» **What the exercise asks**:
Work through the data below line by line and say how many lines hold "title"; give only the number.

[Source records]
————
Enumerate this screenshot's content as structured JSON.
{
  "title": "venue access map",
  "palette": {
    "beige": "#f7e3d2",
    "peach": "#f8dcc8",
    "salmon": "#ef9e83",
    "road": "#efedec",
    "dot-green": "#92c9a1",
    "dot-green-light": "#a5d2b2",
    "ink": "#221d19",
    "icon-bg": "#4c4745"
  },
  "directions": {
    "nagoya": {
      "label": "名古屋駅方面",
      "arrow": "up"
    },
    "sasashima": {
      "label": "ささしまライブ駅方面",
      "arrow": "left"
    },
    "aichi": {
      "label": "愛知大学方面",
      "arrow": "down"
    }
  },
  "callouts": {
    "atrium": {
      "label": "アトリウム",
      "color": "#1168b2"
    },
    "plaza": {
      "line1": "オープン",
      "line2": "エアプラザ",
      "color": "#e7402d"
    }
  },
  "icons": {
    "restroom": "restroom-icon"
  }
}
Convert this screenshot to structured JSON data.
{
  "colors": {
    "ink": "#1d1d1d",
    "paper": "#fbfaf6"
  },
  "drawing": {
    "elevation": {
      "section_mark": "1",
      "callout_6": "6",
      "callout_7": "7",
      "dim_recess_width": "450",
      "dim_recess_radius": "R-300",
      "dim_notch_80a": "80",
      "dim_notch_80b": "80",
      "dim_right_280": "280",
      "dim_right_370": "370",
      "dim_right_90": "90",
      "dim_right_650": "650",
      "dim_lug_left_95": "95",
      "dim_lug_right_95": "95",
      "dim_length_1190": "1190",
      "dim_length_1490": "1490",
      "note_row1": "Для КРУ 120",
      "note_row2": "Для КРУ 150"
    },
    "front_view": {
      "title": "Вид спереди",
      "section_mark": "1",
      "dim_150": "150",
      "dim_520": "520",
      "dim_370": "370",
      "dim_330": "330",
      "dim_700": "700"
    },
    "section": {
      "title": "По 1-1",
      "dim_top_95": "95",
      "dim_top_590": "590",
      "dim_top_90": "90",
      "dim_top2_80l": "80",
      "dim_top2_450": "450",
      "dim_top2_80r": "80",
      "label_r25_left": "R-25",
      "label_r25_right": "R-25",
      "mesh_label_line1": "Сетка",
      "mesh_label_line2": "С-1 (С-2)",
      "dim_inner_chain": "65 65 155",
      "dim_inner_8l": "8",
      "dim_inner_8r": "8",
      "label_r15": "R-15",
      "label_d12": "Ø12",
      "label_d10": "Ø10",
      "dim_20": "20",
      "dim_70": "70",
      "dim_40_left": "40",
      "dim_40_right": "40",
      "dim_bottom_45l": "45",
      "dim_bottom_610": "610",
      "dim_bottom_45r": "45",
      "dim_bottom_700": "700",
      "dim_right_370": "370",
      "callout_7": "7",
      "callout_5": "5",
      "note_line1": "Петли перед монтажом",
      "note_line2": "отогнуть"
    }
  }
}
————
» **Solution for this problem**:
3